* BEGIN *

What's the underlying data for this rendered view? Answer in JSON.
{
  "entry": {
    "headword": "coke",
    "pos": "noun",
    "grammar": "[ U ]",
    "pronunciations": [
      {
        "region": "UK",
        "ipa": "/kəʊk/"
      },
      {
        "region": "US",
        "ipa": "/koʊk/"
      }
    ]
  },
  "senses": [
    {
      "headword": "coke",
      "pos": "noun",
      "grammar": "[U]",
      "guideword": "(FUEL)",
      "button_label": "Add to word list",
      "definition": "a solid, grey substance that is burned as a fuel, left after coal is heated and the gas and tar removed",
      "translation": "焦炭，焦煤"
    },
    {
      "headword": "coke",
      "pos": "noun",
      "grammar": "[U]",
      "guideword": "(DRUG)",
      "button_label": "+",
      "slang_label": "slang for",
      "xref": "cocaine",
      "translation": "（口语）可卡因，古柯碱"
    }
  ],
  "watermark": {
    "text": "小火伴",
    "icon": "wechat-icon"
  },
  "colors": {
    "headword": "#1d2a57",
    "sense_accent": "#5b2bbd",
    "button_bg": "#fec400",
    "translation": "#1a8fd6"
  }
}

* END *

Exercise directions:
Exactly reproduce all of the entries.

Solution to this task:
What's the underlying data for this rendered view? Answer in JSON.
{
  "entry": {
    "headword": "coke",
    "pos": "noun",
    "grammar": "[ U ]",
    "pronunciations": [
      {
        "region": "UK",
        "ipa": "/kəʊk/"
      },
      {
        "region": "US",
        "ipa": "/koʊk/"
      }
    ]
  },
  "senses": [
    {
      "headword": "coke",
      "pos": "noun",
      "grammar": "[U]",
      "guideword": "(FUEL)",
      "button_label": "Add to word list",
      "definition": "a solid, grey substance that is burned as a fuel, left after coal is heated and the gas and tar removed",
      "translation": "焦炭，焦煤"
    },
    {
      "headword": "coke",
      "pos": "noun",
      "grammar": "[U]",
      "guideword": "(DRUG)",
      "button_label": "+",
      "slang_label": "slang for",
      "xref": "cocaine",
      "translation": "（口语）可卡因，古柯碱"
    }
  ],
  "watermark": {
    "text": "小火伴",
    "icon": "wechat-icon"
  },
  "colors": {
    "headword": "#1d2a57",
    "sense_accent": "#5b2bbd",
    "button_bg": "#fec400",
    "translation": "#1a8fd6"
  }
}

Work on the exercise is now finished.